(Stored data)
----------
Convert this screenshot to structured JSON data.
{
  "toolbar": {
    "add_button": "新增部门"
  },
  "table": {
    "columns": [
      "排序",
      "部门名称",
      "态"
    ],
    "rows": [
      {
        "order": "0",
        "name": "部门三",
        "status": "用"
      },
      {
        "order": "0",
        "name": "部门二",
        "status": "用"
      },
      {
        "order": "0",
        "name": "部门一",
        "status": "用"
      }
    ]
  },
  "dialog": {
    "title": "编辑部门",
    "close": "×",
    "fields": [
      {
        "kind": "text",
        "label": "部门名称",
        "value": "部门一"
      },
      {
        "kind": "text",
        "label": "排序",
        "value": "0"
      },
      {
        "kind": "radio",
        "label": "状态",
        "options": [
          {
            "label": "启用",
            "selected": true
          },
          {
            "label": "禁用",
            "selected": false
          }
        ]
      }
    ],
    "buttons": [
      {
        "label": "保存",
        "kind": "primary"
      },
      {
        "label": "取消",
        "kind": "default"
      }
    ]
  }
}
----------
_Exercise brief_
Each line of the material must be restated exactly.

_Answer to the exercise_
Convert this screenshot to structured JSON data.
{
  "toolbar": {
    "add_button": "新增部门"
  },
  "table": {
    "columns": [
      "排序",
      "部门名称",
      "态"
    ],
    "rows": [
      {
        "order": "0",
        "name": "部门三",
        "status": "用"
      },
      {
        "order": "0",
        "name": "部门二",
        "status": "用"
      },
      {
        "order": "0",
        "name": "部门一",
        "status": "用"
      }
    ]
  },
  "dialog": {
    "title": "编辑部门",
    "close": "×",
    "fields": [
      {
        "kind": "text",
        "label": "部门名称",
        "value": "部门一"
      },
      {
        "kind": "text",
        "label": "排序",
        "value": "0"
      },
      {
        "kind": "radio",
        "label": "状态",
        "options": [
          {
            "label": "启用",
            "selected": true
          },
          {
            "label": "禁用",
            "selected": false
          }
        ]
      }
    ],
    "buttons": [
      {
        "label": "保存",
        "kind": "primary"
      },
      {
        "label": "取消",
        "kind": "default"
      }
    ]
  }
}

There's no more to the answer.